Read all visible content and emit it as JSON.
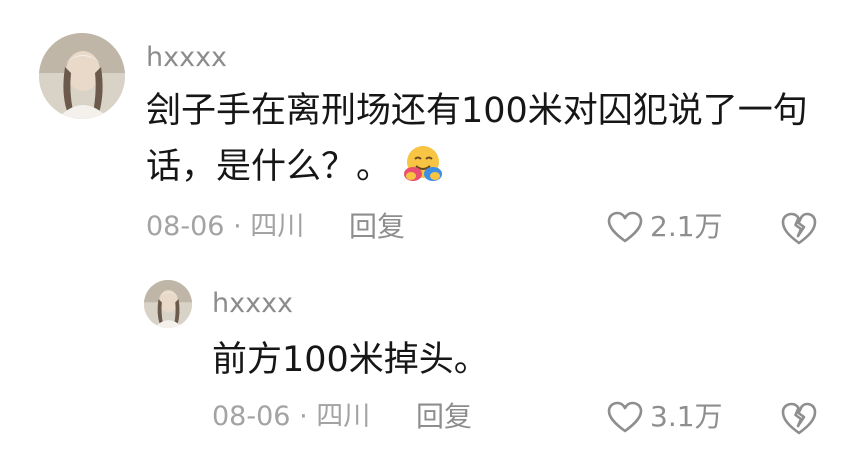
{
  "comments": [
    {
      "username": "hxxxx",
      "text": "刽子手在离刑场还有100米对囚犯说了一句话，是什么？。",
      "emoji": "hugging-face-emoji",
      "date": "08-06",
      "location": "四川",
      "reply_label": "回复",
      "likes": "2.1万",
      "replies": [
        {
          "username": "hxxxx",
          "text": "前方100米掉头。",
          "date": "08-06",
          "location": "四川",
          "reply_label": "回复",
          "likes": "3.1万"
        }
      ]
    }
  ],
  "separator": "·",
  "colors": {
    "text": "#161616",
    "meta": "#a3a3a3",
    "username": "#8c8c8c",
    "background": "#ffffff"
  }
}
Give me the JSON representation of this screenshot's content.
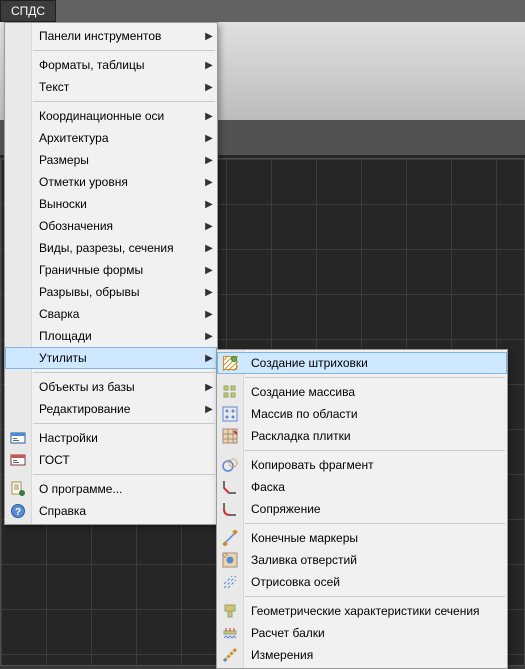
{
  "menubar": {
    "title": "СПДС"
  },
  "main_menu": {
    "items": [
      {
        "label": "Панели инструментов",
        "sub": true
      },
      {
        "sep": true
      },
      {
        "label": "Форматы, таблицы",
        "sub": true
      },
      {
        "label": "Текст",
        "sub": true
      },
      {
        "sep": true
      },
      {
        "label": "Координационные оси",
        "sub": true
      },
      {
        "label": "Архитектура",
        "sub": true
      },
      {
        "label": "Размеры",
        "sub": true
      },
      {
        "label": "Отметки уровня",
        "sub": true
      },
      {
        "label": "Выноски",
        "sub": true
      },
      {
        "label": "Обозначения",
        "sub": true
      },
      {
        "label": "Виды, разрезы, сечения",
        "sub": true
      },
      {
        "label": "Граничные формы",
        "sub": true
      },
      {
        "label": "Разрывы, обрывы",
        "sub": true
      },
      {
        "label": "Сварка",
        "sub": true
      },
      {
        "label": "Площади",
        "sub": true
      },
      {
        "label": "Утилиты",
        "sub": true,
        "hov": true
      },
      {
        "sep": true
      },
      {
        "label": "Объекты из базы",
        "sub": true
      },
      {
        "label": "Редактирование",
        "sub": true
      },
      {
        "sep": true
      },
      {
        "label": "Настройки",
        "icon": "settings"
      },
      {
        "label": "ГОСТ",
        "icon": "gost"
      },
      {
        "sep": true
      },
      {
        "label": "О программе...",
        "icon": "about"
      },
      {
        "label": "Справка",
        "icon": "help"
      }
    ]
  },
  "sub_menu": {
    "items": [
      {
        "label": "Создание штриховки",
        "icon": "hatch",
        "hov": true
      },
      {
        "sep": true
      },
      {
        "label": "Создание массива",
        "icon": "array"
      },
      {
        "label": "Массив по области",
        "icon": "array-area"
      },
      {
        "label": "Раскладка плитки",
        "icon": "tile"
      },
      {
        "sep": true
      },
      {
        "label": "Копировать фрагмент",
        "icon": "copy-frag"
      },
      {
        "label": "Фаска",
        "icon": "chamfer"
      },
      {
        "label": "Сопряжение",
        "icon": "fillet"
      },
      {
        "sep": true
      },
      {
        "label": "Конечные маркеры",
        "icon": "endmark"
      },
      {
        "label": "Заливка отверстий",
        "icon": "holefill"
      },
      {
        "label": "Отрисовка осей",
        "icon": "axes"
      },
      {
        "sep": true
      },
      {
        "label": "Геометрические характеристики сечения",
        "icon": "section"
      },
      {
        "label": "Расчет балки",
        "icon": "beam"
      },
      {
        "label": "Измерения",
        "icon": "measure"
      }
    ]
  }
}
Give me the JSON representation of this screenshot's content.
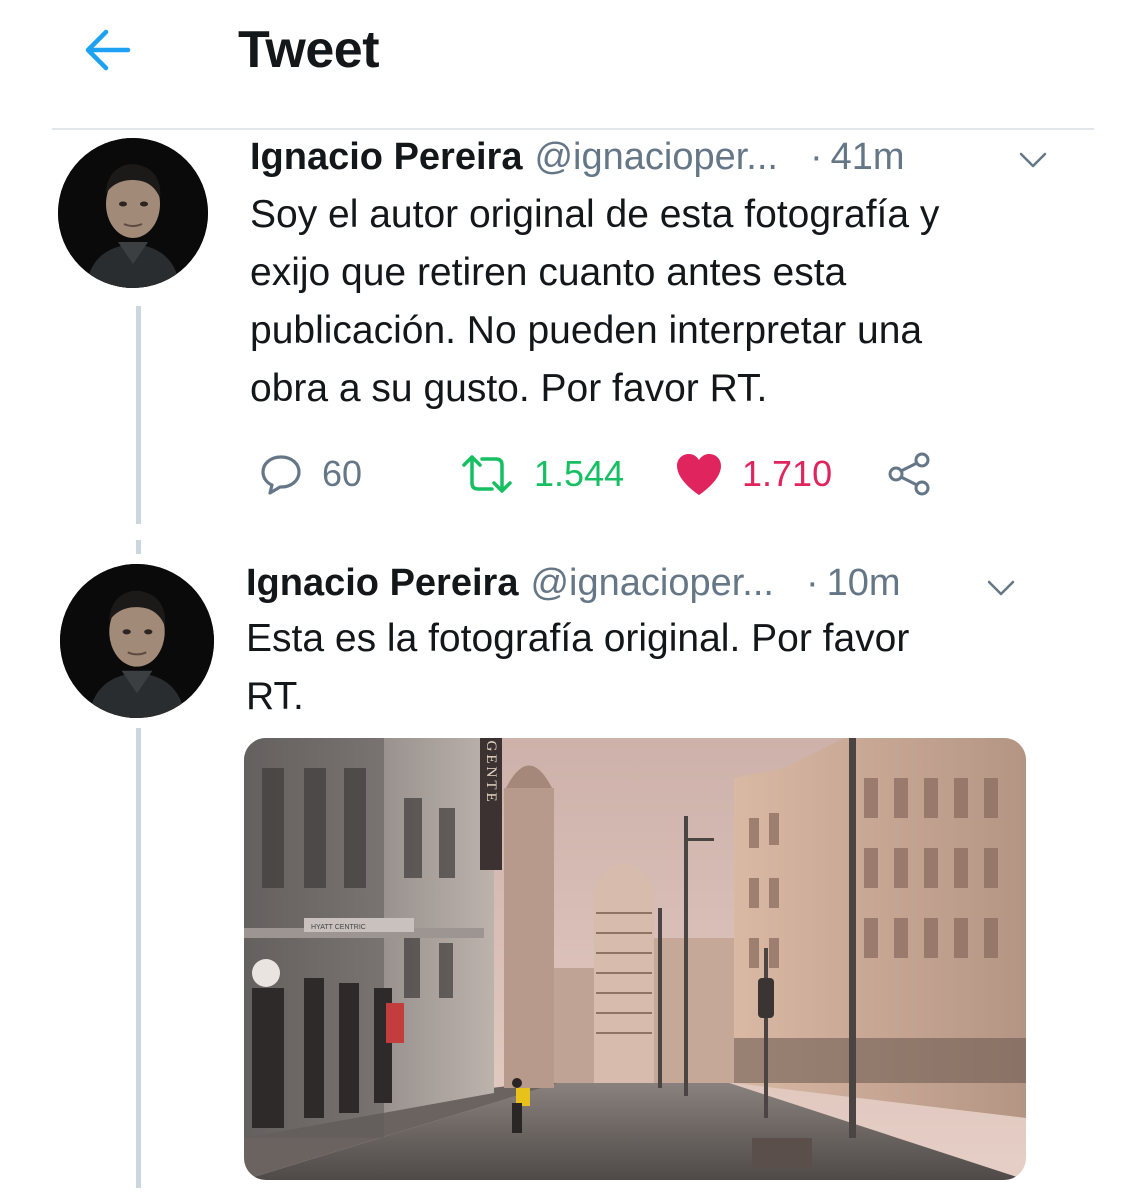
{
  "header": {
    "title": "Tweet",
    "back_icon": "arrow-left-icon"
  },
  "colors": {
    "accent": "#1da1f2",
    "retweet": "#17bf63",
    "like": "#e0245e",
    "secondary": "#657786"
  },
  "tweets": [
    {
      "name": "Ignacio Pereira",
      "handle": "@ignacioper...",
      "dot": "·",
      "time": "41m",
      "text": "Soy el autor original de esta fotografía y\nexijo que retiren cuanto antes  esta\npublicación. No pueden interpretar una\nobra a su gusto. Por favor RT.",
      "actions": {
        "replies": "60",
        "retweets": "1.544",
        "likes": "1.710"
      }
    },
    {
      "name": "Ignacio Pereira",
      "handle": "@ignacioper...",
      "dot": "·",
      "time": "10m",
      "text": "Esta es la fotografía original. Por favor\nRT.",
      "media": {
        "sign_text": "REGENTE",
        "awning_text": "HYATT CENTRIC"
      }
    }
  ]
}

### INSTRUCTIONS TO FOLLOW
Identify all lines in the records above with the word "username".

### FINISHED EXERCISE
      "username": "hxxxx",
          "username": "hxxxx",
    "username": "#8c8c8c",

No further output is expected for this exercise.